• What is needed: Omit every picture and output the rest of the records exactly as they are.

• Records to process:

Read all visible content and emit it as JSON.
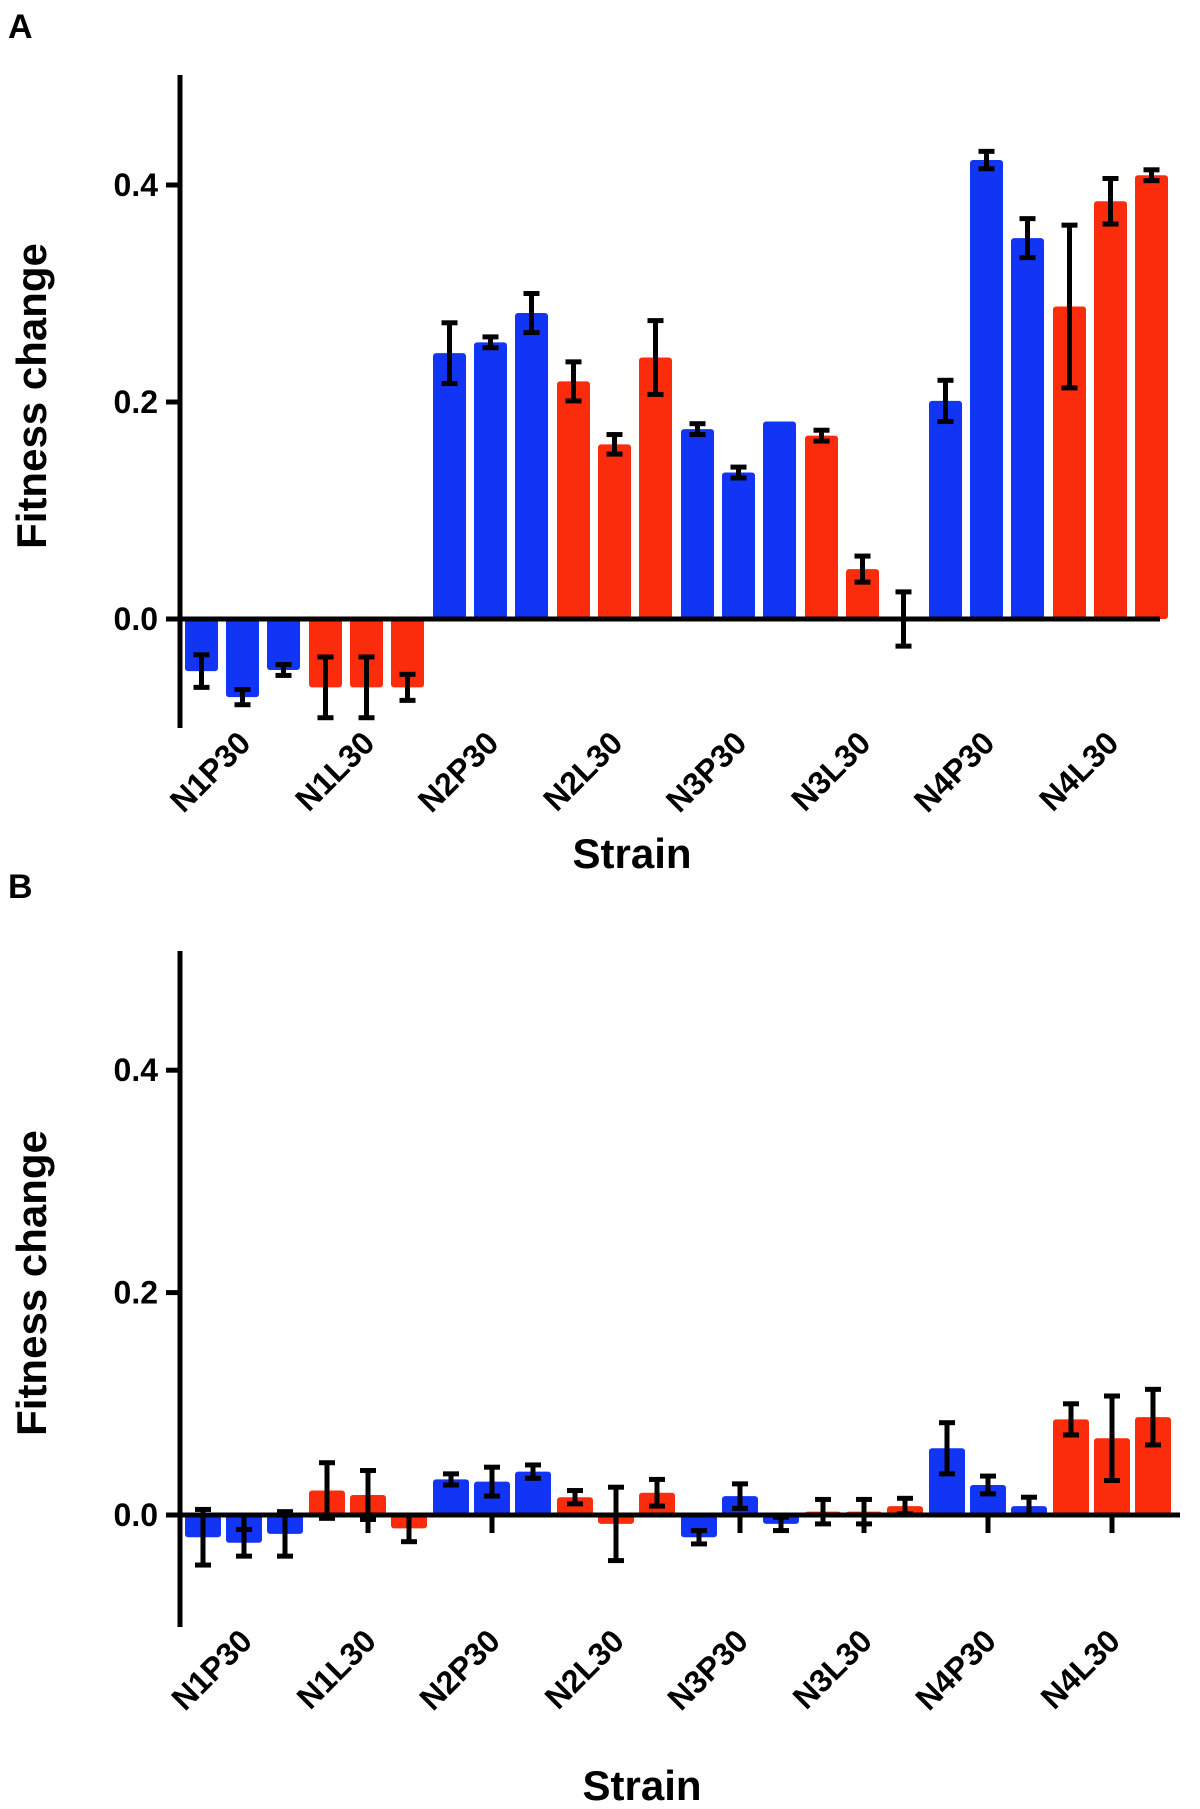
{
  "colors": {
    "blue": "#1234F5",
    "red": "#FB2C0B",
    "error_bar": "#000000",
    "axis": "#000000"
  },
  "chart_data": [
    {
      "panel": "A",
      "type": "bar",
      "xlabel": "Strain",
      "ylabel": "Fitness change",
      "ylim": [
        -0.1,
        0.5
      ],
      "yticks": [
        "0.0",
        "0.2",
        "0.4"
      ],
      "ytick_values": [
        0.0,
        0.2,
        0.4
      ],
      "categories": [
        "N1P30",
        "N1L30",
        "N2P30",
        "N2L30",
        "N3P30",
        "N3L30",
        "N4P30",
        "N4L30"
      ],
      "bar_colors": [
        "blue",
        "red",
        "blue",
        "red",
        "blue",
        "red",
        "blue",
        "red"
      ],
      "replicates": 3,
      "values": [
        [
          -0.048,
          -0.072,
          -0.047
        ],
        [
          -0.063,
          -0.063,
          -0.063
        ],
        [
          0.245,
          0.255,
          0.282
        ],
        [
          0.219,
          0.161,
          0.241
        ],
        [
          0.175,
          0.135,
          0.182
        ],
        [
          0.169,
          0.046,
          0.0
        ],
        [
          0.201,
          0.423,
          0.351
        ],
        [
          0.288,
          0.385,
          0.409
        ]
      ],
      "errors": [
        [
          0.015,
          0.007,
          0.005
        ],
        [
          0.028,
          0.028,
          0.012
        ],
        [
          0.028,
          0.005,
          0.018
        ],
        [
          0.018,
          0.009,
          0.034
        ],
        [
          0.005,
          0.005,
          0.0
        ],
        [
          0.005,
          0.012,
          0.025
        ],
        [
          0.019,
          0.008,
          0.018
        ],
        [
          0.075,
          0.021,
          0.005
        ]
      ]
    },
    {
      "panel": "B",
      "type": "bar",
      "xlabel": "Strain",
      "ylabel": "Fitness change",
      "ylim": [
        -0.1,
        0.5
      ],
      "yticks": [
        "0.0",
        "0.2",
        "0.4"
      ],
      "ytick_values": [
        0.0,
        0.2,
        0.4
      ],
      "categories": [
        "N1P30",
        "N1L30",
        "N2P30",
        "N2L30",
        "N3P30",
        "N3L30",
        "N4P30",
        "N4L30"
      ],
      "bar_colors": [
        "blue",
        "red",
        "blue",
        "red",
        "blue",
        "red",
        "blue",
        "red"
      ],
      "replicates": 3,
      "values": [
        [
          -0.02,
          -0.025,
          -0.017
        ],
        [
          0.022,
          0.018,
          -0.012
        ],
        [
          0.032,
          0.03,
          0.039
        ],
        [
          0.016,
          -0.008,
          0.02
        ],
        [
          -0.02,
          0.017,
          -0.008
        ],
        [
          0.003,
          0.003,
          0.008
        ],
        [
          0.06,
          0.027,
          0.008
        ],
        [
          0.086,
          0.069,
          0.088
        ]
      ],
      "errors": [
        [
          0.025,
          0.012,
          0.02
        ],
        [
          0.025,
          0.022,
          0.012
        ],
        [
          0.005,
          0.013,
          0.006
        ],
        [
          0.006,
          0.033,
          0.012
        ],
        [
          0.006,
          0.011,
          0.006
        ],
        [
          0.011,
          0.011,
          0.007
        ],
        [
          0.023,
          0.008,
          0.008
        ],
        [
          0.014,
          0.038,
          0.025
        ]
      ]
    }
  ]
}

• Task response:
Read all visible content and emit it as JSON.
{
  "colors": {
    "blue": "#1234F5",
    "red": "#FB2C0B",
    "error_bar": "#000000",
    "axis": "#000000"
  },
  "chart_data": [
    {
      "panel": "A",
      "type": "bar",
      "xlabel": "Strain",
      "ylabel": "Fitness change",
      "ylim": [
        -0.1,
        0.5
      ],
      "yticks": [
        "0.0",
        "0.2",
        "0.4"
      ],
      "ytick_values": [
        0.0,
        0.2,
        0.4
      ],
      "categories": [
        "N1P30",
        "N1L30",
        "N2P30",
        "N2L30",
        "N3P30",
        "N3L30",
        "N4P30",
        "N4L30"
      ],
      "bar_colors": [
        "blue",
        "red",
        "blue",
        "red",
        "blue",
        "red",
        "blue",
        "red"
      ],
      "replicates": 3,
      "values": [
        [
          -0.048,
          -0.072,
          -0.047
        ],
        [
          -0.063,
          -0.063,
          -0.063
        ],
        [
          0.245,
          0.255,
          0.282
        ],
        [
          0.219,
          0.161,
          0.241
        ],
        [
          0.175,
          0.135,
          0.182
        ],
        [
          0.169,
          0.046,
          0.0
        ],
        [
          0.201,
          0.423,
          0.351
        ],
        [
          0.288,
          0.385,
          0.409
        ]
      ],
      "errors": [
        [
          0.015,
          0.007,
          0.005
        ],
        [
          0.028,
          0.028,
          0.012
        ],
        [
          0.028,
          0.005,
          0.018
        ],
        [
          0.018,
          0.009,
          0.034
        ],
        [
          0.005,
          0.005,
          0.0
        ],
        [
          0.005,
          0.012,
          0.025
        ],
        [
          0.019,
          0.008,
          0.018
        ],
        [
          0.075,
          0.021,
          0.005
        ]
      ]
    },
    {
      "panel": "B",
      "type": "bar",
      "xlabel": "Strain",
      "ylabel": "Fitness change",
      "ylim": [
        -0.1,
        0.5
      ],
      "yticks": [
        "0.0",
        "0.2",
        "0.4"
      ],
      "ytick_values": [
        0.0,
        0.2,
        0.4
      ],
      "categories": [
        "N1P30",
        "N1L30",
        "N2P30",
        "N2L30",
        "N3P30",
        "N3L30",
        "N4P30",
        "N4L30"
      ],
      "bar_colors": [
        "blue",
        "red",
        "blue",
        "red",
        "blue",
        "red",
        "blue",
        "red"
      ],
      "replicates": 3,
      "values": [
        [
          -0.02,
          -0.025,
          -0.017
        ],
        [
          0.022,
          0.018,
          -0.012
        ],
        [
          0.032,
          0.03,
          0.039
        ],
        [
          0.016,
          -0.008,
          0.02
        ],
        [
          -0.02,
          0.017,
          -0.008
        ],
        [
          0.003,
          0.003,
          0.008
        ],
        [
          0.06,
          0.027,
          0.008
        ],
        [
          0.086,
          0.069,
          0.088
        ]
      ],
      "errors": [
        [
          0.025,
          0.012,
          0.02
        ],
        [
          0.025,
          0.022,
          0.012
        ],
        [
          0.005,
          0.013,
          0.006
        ],
        [
          0.006,
          0.033,
          0.012
        ],
        [
          0.006,
          0.011,
          0.006
        ],
        [
          0.011,
          0.011,
          0.007
        ],
        [
          0.023,
          0.008,
          0.008
        ],
        [
          0.014,
          0.038,
          0.025
        ]
      ]
    }
  ]
}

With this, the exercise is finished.